[Dataset items]

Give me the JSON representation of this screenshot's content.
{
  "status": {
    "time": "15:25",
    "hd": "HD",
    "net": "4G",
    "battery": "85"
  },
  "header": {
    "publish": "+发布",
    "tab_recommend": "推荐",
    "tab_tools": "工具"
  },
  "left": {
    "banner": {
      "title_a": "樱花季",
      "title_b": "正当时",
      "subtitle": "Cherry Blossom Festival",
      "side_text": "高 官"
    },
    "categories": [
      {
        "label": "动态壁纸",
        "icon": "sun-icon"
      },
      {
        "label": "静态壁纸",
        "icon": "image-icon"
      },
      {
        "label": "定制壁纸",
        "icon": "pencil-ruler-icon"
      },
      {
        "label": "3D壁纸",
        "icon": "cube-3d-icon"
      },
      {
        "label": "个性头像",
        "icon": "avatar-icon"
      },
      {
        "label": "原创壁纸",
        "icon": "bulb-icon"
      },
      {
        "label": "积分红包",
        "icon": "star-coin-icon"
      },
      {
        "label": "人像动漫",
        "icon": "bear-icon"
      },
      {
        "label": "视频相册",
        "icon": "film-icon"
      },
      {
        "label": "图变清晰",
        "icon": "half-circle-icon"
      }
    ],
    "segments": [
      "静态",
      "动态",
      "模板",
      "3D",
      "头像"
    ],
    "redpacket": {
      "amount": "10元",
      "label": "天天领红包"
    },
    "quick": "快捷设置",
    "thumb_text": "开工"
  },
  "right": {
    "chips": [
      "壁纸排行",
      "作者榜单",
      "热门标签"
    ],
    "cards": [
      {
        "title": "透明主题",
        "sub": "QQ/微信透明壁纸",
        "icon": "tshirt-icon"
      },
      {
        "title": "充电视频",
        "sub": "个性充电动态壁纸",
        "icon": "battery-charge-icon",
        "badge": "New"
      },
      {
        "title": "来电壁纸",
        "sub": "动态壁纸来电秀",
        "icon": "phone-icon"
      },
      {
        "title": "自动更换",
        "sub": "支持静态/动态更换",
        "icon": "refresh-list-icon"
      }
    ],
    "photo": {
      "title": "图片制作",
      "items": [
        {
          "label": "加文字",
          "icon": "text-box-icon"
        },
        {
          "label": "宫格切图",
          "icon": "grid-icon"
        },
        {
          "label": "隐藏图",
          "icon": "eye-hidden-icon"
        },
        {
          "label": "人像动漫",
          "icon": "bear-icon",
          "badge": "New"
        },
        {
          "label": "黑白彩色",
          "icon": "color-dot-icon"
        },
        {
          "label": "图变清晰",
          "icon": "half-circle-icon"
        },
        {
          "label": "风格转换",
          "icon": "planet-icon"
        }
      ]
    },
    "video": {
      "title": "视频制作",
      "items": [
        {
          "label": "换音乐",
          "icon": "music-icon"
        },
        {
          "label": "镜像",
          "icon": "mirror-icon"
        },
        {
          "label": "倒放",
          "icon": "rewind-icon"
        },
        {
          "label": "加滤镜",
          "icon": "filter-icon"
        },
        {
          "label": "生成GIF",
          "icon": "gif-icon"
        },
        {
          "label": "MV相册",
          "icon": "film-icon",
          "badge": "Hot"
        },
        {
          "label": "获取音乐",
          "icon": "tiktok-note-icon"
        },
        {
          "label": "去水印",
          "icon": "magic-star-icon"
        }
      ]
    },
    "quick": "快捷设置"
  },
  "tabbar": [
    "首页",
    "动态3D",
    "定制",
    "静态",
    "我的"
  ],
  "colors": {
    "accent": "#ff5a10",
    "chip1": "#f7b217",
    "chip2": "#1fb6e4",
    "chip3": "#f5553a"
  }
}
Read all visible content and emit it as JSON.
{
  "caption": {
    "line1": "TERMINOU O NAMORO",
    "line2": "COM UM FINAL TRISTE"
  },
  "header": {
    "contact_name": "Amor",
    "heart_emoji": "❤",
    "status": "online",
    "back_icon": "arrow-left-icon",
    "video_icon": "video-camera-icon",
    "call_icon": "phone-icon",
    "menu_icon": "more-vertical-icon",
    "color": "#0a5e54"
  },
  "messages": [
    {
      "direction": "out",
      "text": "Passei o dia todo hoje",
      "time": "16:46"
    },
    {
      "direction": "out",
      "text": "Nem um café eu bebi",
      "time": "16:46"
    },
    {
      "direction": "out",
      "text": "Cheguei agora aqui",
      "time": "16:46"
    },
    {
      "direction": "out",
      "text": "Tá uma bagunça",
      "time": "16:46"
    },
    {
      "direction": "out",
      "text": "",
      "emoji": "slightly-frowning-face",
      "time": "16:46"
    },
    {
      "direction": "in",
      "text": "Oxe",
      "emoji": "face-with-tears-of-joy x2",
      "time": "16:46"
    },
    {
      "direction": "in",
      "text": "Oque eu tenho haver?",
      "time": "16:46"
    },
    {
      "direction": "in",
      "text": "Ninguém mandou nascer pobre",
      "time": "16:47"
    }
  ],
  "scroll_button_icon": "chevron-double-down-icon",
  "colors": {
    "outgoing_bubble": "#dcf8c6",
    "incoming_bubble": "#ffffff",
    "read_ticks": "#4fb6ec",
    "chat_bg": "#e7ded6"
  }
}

▶ [Exercise objective]: Write the listing out again, exactly as it reads.

▶ [Answer for this exercise]:
Give me the JSON representation of this screenshot's content.
{
  "status": {
    "time": "15:25",
    "hd": "HD",
    "net": "4G",
    "battery": "85"
  },
  "header": {
    "publish": "+发布",
    "tab_recommend": "推荐",
    "tab_tools": "工具"
  },
  "left": {
    "banner": {
      "title_a": "樱花季",
      "title_b": "正当时",
      "subtitle": "Cherry Blossom Festival",
      "side_text": "高 官"
    },
    "categories": [
      {
        "label": "动态壁纸",
        "icon": "sun-icon"
      },
      {
        "label": "静态壁纸",
        "icon": "image-icon"
      },
      {
        "label": "定制壁纸",
        "icon": "pencil-ruler-icon"
      },
      {
        "label": "3D壁纸",
        "icon": "cube-3d-icon"
      },
      {
        "label": "个性头像",
        "icon": "avatar-icon"
      },
      {
        "label": "原创壁纸",
        "icon": "bulb-icon"
      },
      {
        "label": "积分红包",
        "icon": "star-coin-icon"
      },
      {
        "label": "人像动漫",
        "icon": "bear-icon"
      },
      {
        "label": "视频相册",
        "icon": "film-icon"
      },
      {
        "label": "图变清晰",
        "icon": "half-circle-icon"
      }
    ],
    "segments": [
      "静态",
      "动态",
      "模板",
      "3D",
      "头像"
    ],
    "redpacket": {
      "amount": "10元",
      "label": "天天领红包"
    },
    "quick": "快捷设置",
    "thumb_text": "开工"
  },
  "right": {
    "chips": [
      "壁纸排行",
      "作者榜单",
      "热门标签"
    ],
    "cards": [
      {
        "title": "透明主题",
        "sub": "QQ/微信透明壁纸",
        "icon": "tshirt-icon"
      },
      {
        "title": "充电视频",
        "sub": "个性充电动态壁纸",
        "icon": "battery-charge-icon",
        "badge": "New"
      },
      {
        "title": "来电壁纸",
        "sub": "动态壁纸来电秀",
        "icon": "phone-icon"
      },
      {
        "title": "自动更换",
        "sub": "支持静态/动态更换",
        "icon": "refresh-list-icon"
      }
    ],
    "photo": {
      "title": "图片制作",
      "items": [
        {
          "label": "加文字",
          "icon": "text-box-icon"
        },
        {
          "label": "宫格切图",
          "icon": "grid-icon"
        },
        {
          "label": "隐藏图",
          "icon": "eye-hidden-icon"
        },
        {
          "label": "人像动漫",
          "icon": "bear-icon",
          "badge": "New"
        },
        {
          "label": "黑白彩色",
          "icon": "color-dot-icon"
        },
        {
          "label": "图变清晰",
          "icon": "half-circle-icon"
        },
        {
          "label": "风格转换",
          "icon": "planet-icon"
        }
      ]
    },
    "video": {
      "title": "视频制作",
      "items": [
        {
          "label": "换音乐",
          "icon": "music-icon"
        },
        {
          "label": "镜像",
          "icon": "mirror-icon"
        },
        {
          "label": "倒放",
          "icon": "rewind-icon"
        },
        {
          "label": "加滤镜",
          "icon": "filter-icon"
        },
        {
          "label": "生成GIF",
          "icon": "gif-icon"
        },
        {
          "label": "MV相册",
          "icon": "film-icon",
          "badge": "Hot"
        },
        {
          "label": "获取音乐",
          "icon": "tiktok-note-icon"
        },
        {
          "label": "去水印",
          "icon": "magic-star-icon"
        }
      ]
    },
    "quick": "快捷设置"
  },
  "tabbar": [
    "首页",
    "动态3D",
    "定制",
    "静态",
    "我的"
  ],
  "colors": {
    "accent": "#ff5a10",
    "chip1": "#f7b217",
    "chip2": "#1fb6e4",
    "chip3": "#f5553a"
  }
}
Read all visible content and emit it as JSON.
{
  "caption": {
    "line1": "TERMINOU O NAMORO",
    "line2": "COM UM FINAL TRISTE"
  },
  "header": {
    "contact_name": "Amor",
    "heart_emoji": "❤",
    "status": "online",
    "back_icon": "arrow-left-icon",
    "video_icon": "video-camera-icon",
    "call_icon": "phone-icon",
    "menu_icon": "more-vertical-icon",
    "color": "#0a5e54"
  },
  "messages": [
    {
      "direction": "out",
      "text": "Passei o dia todo hoje",
      "time": "16:46"
    },
    {
      "direction": "out",
      "text": "Nem um café eu bebi",
      "time": "16:46"
    },
    {
      "direction": "out",
      "text": "Cheguei agora aqui",
      "time": "16:46"
    },
    {
      "direction": "out",
      "text": "Tá uma bagunça",
      "time": "16:46"
    },
    {
      "direction": "out",
      "text": "",
      "emoji": "slightly-frowning-face",
      "time": "16:46"
    },
    {
      "direction": "in",
      "text": "Oxe",
      "emoji": "face-with-tears-of-joy x2",
      "time": "16:46"
    },
    {
      "direction": "in",
      "text": "Oque eu tenho haver?",
      "time": "16:46"
    },
    {
      "direction": "in",
      "text": "Ninguém mandou nascer pobre",
      "time": "16:47"
    }
  ],
  "scroll_button_icon": "chevron-double-down-icon",
  "colors": {
    "outgoing_bubble": "#dcf8c6",
    "incoming_bubble": "#ffffff",
    "read_ticks": "#4fb6ec",
    "chat_bg": "#e7ded6"
  }
}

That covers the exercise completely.